[Extracted data entries]
——————————

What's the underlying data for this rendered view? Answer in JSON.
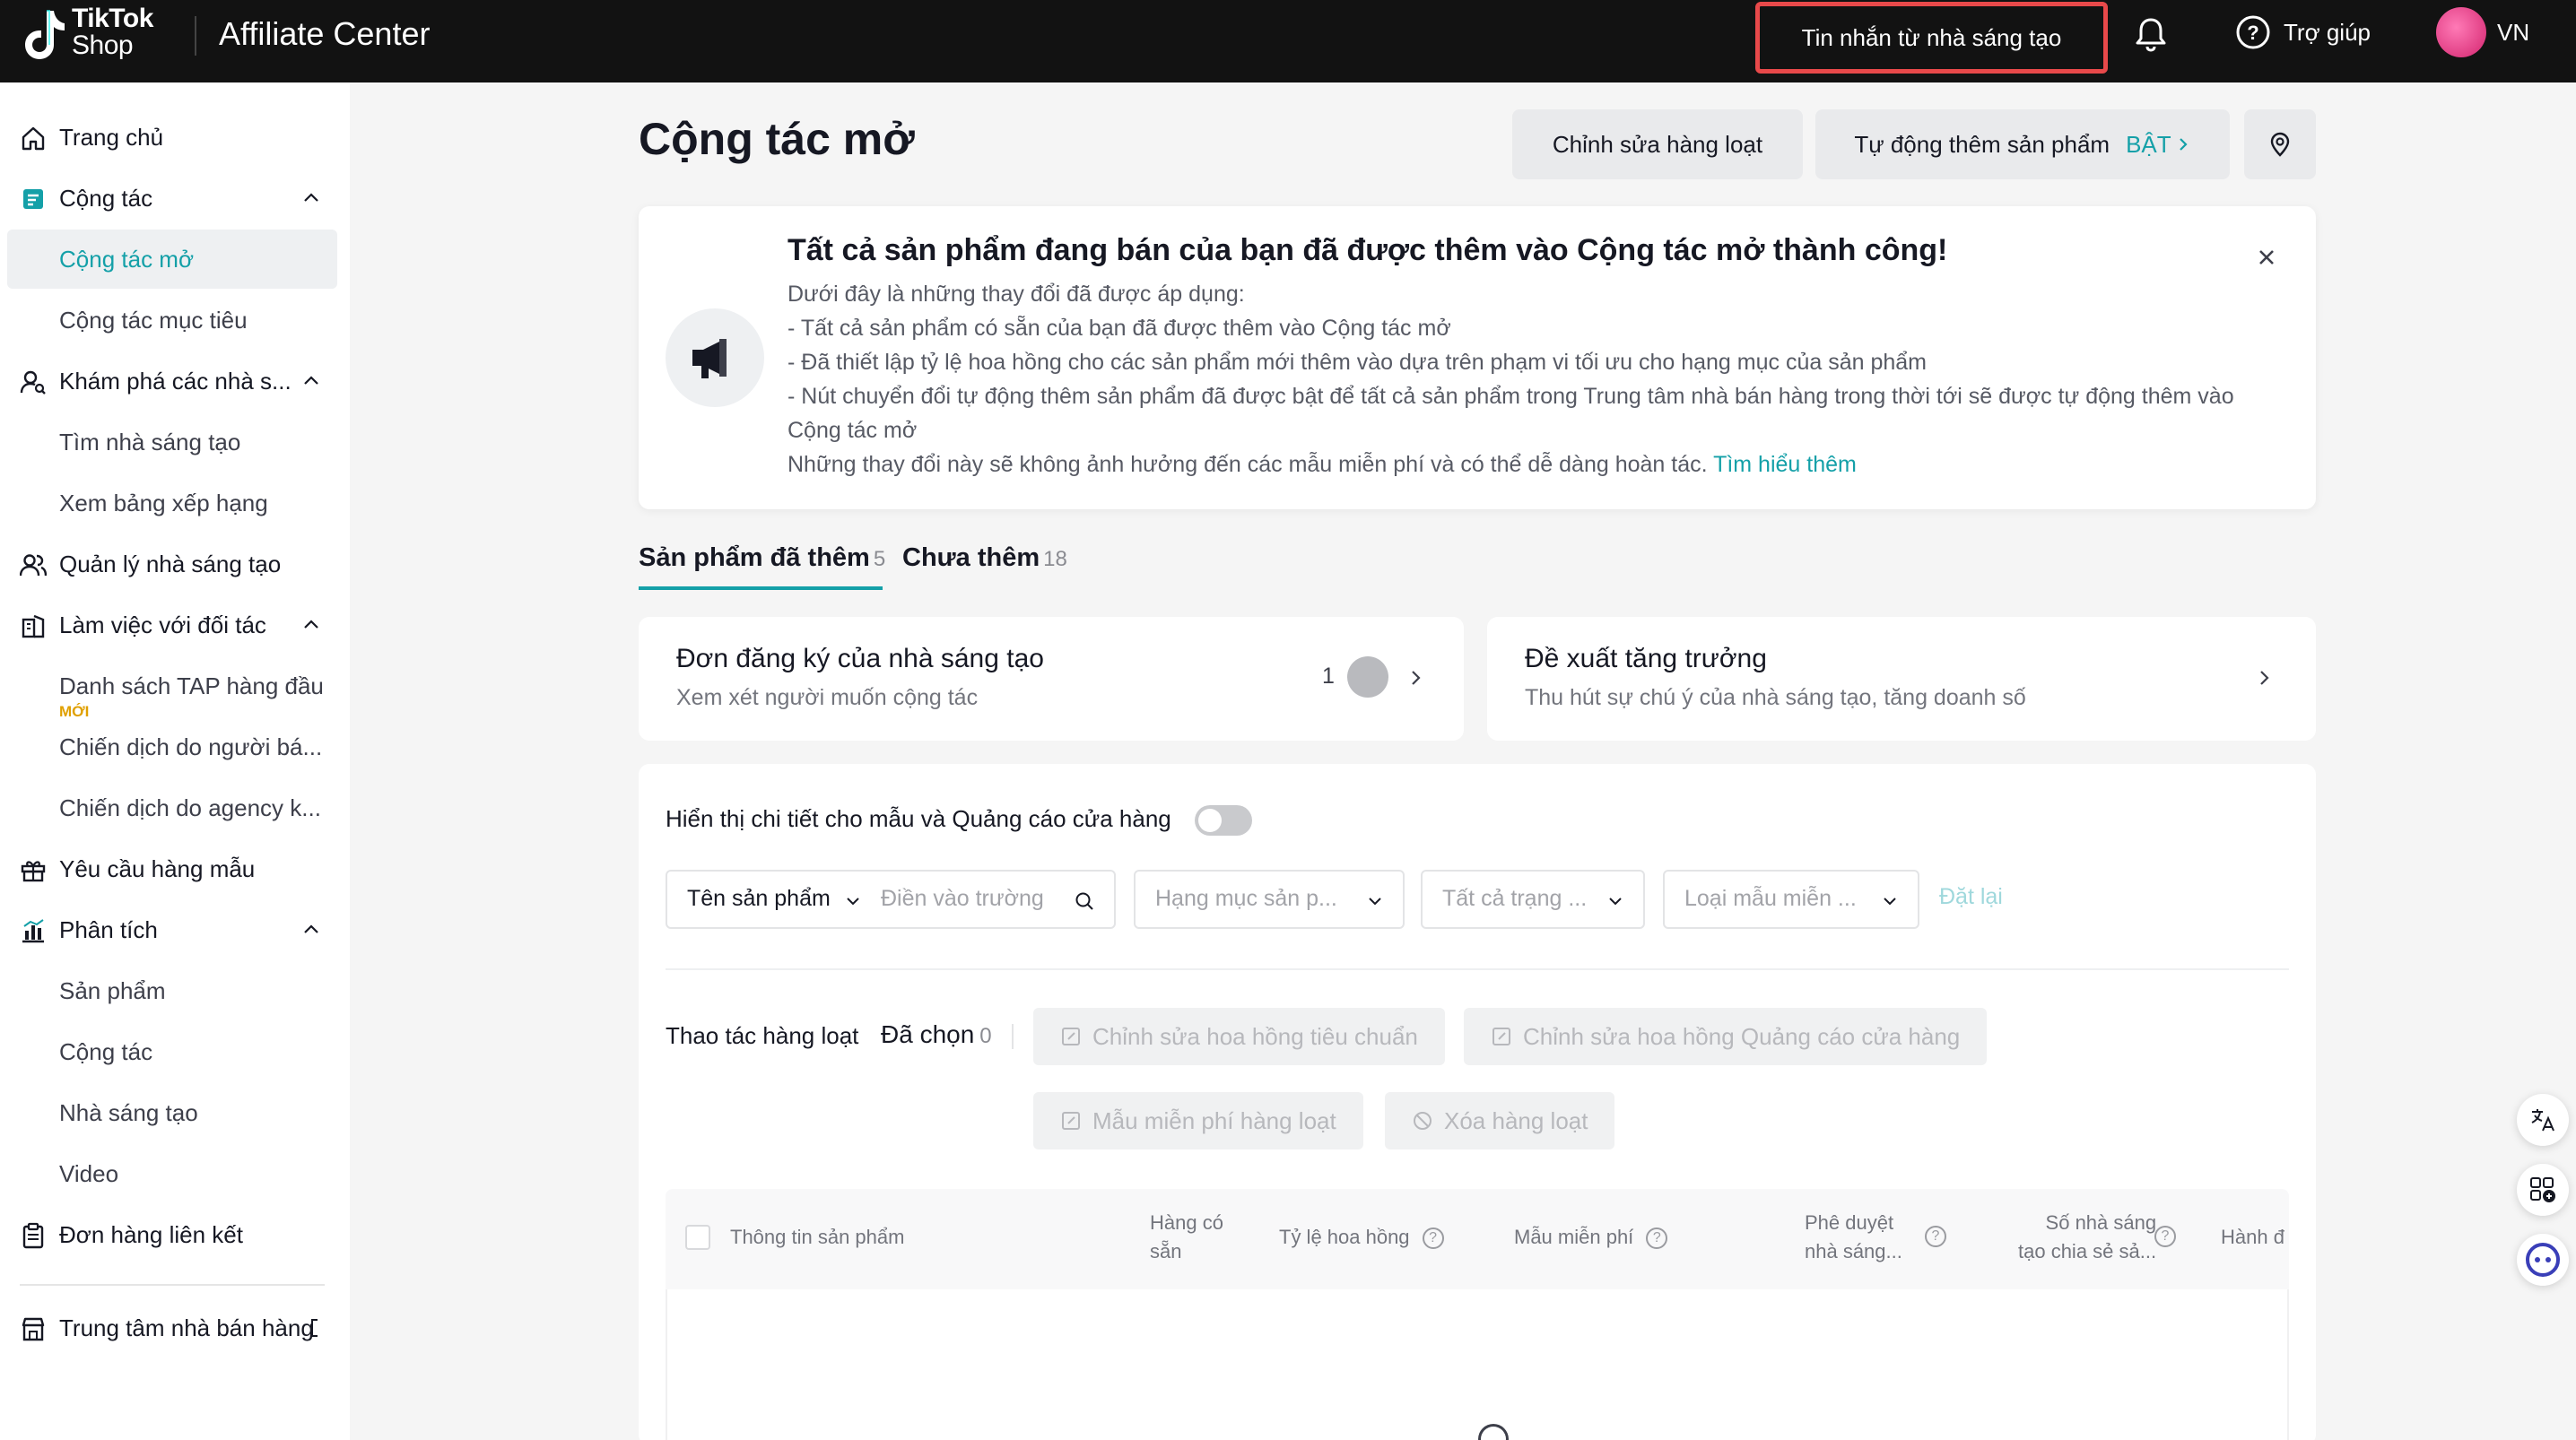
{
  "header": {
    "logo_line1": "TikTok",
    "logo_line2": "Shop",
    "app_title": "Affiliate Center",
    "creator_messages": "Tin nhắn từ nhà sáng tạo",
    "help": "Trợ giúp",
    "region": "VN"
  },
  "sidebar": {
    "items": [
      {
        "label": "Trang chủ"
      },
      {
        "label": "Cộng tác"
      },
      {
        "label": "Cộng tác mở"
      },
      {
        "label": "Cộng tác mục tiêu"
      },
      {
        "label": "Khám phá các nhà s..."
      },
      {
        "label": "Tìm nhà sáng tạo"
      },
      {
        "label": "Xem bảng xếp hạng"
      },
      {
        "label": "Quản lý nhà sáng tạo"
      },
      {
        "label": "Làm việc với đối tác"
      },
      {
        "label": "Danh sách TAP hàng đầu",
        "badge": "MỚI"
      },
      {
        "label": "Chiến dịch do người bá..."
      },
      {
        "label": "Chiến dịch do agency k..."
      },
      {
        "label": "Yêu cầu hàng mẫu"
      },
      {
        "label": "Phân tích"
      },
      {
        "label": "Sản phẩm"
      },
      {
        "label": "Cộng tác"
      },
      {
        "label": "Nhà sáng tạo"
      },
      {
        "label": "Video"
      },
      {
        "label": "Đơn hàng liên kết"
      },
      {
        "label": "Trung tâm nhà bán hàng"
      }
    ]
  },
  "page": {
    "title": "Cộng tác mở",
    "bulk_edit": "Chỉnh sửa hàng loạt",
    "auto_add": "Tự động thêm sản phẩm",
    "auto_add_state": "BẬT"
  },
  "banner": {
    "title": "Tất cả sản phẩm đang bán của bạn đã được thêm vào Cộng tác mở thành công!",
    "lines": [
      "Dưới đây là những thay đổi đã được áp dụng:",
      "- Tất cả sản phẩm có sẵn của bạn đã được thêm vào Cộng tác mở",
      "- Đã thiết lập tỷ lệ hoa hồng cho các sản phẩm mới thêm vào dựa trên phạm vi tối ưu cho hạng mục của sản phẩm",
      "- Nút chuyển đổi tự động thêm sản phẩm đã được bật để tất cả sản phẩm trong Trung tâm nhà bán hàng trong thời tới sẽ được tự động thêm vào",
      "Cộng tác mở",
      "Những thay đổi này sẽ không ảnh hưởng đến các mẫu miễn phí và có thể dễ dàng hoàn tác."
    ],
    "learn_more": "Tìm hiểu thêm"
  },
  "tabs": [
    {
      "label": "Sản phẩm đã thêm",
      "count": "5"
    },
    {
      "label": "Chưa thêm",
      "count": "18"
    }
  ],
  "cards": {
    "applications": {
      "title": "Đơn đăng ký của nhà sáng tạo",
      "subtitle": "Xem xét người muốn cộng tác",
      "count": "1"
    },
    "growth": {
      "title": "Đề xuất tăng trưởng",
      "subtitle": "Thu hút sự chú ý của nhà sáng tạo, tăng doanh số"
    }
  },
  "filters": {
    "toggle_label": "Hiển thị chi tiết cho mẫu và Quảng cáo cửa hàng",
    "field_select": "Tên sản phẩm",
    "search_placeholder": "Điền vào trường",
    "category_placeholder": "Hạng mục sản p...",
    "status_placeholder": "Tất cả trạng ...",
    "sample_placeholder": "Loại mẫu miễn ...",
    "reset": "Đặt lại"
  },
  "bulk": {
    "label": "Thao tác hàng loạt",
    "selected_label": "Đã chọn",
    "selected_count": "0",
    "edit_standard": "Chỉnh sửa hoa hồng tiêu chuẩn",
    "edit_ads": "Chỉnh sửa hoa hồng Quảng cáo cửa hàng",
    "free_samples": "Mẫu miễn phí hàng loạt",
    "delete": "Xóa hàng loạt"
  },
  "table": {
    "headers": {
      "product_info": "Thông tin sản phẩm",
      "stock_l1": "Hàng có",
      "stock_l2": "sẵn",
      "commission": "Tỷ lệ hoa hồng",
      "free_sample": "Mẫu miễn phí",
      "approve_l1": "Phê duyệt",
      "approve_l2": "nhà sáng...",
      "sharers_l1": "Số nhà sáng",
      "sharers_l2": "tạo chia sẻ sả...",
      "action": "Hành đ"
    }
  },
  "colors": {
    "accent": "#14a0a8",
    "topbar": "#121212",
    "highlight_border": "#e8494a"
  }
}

——————————

**WHAT YOU SHOULD DO:**
Pull out all lines from the entries above that include the word "phẩm".

**FULL SOLUTION:**
        "label": "Sản phẩm"
    "auto_add": "Tự động thêm sản phẩm",
    "title": "Tất cả sản phẩm đang bán của bạn đã được thêm vào Cộng tác mở thành công!",
      "- Tất cả sản phẩm có sẵn của bạn đã được thêm vào Cộng tác mở",
      "- Đã thiết lập tỷ lệ hoa hồng cho các sản phẩm mới thêm vào dựa trên phạm vi tối ưu cho hạng mục của sản phẩm",
      "- Nút chuyển đổi tự động thêm sản phẩm đã được bật để tất cả sản phẩm trong Trung tâm nhà bán hàng trong thời tới sẽ được tự động thêm vào",
      "label": "Sản phẩm đã thêm",
    "field_select": "Tên sản phẩm",
      "product_info": "Thông tin sản phẩm",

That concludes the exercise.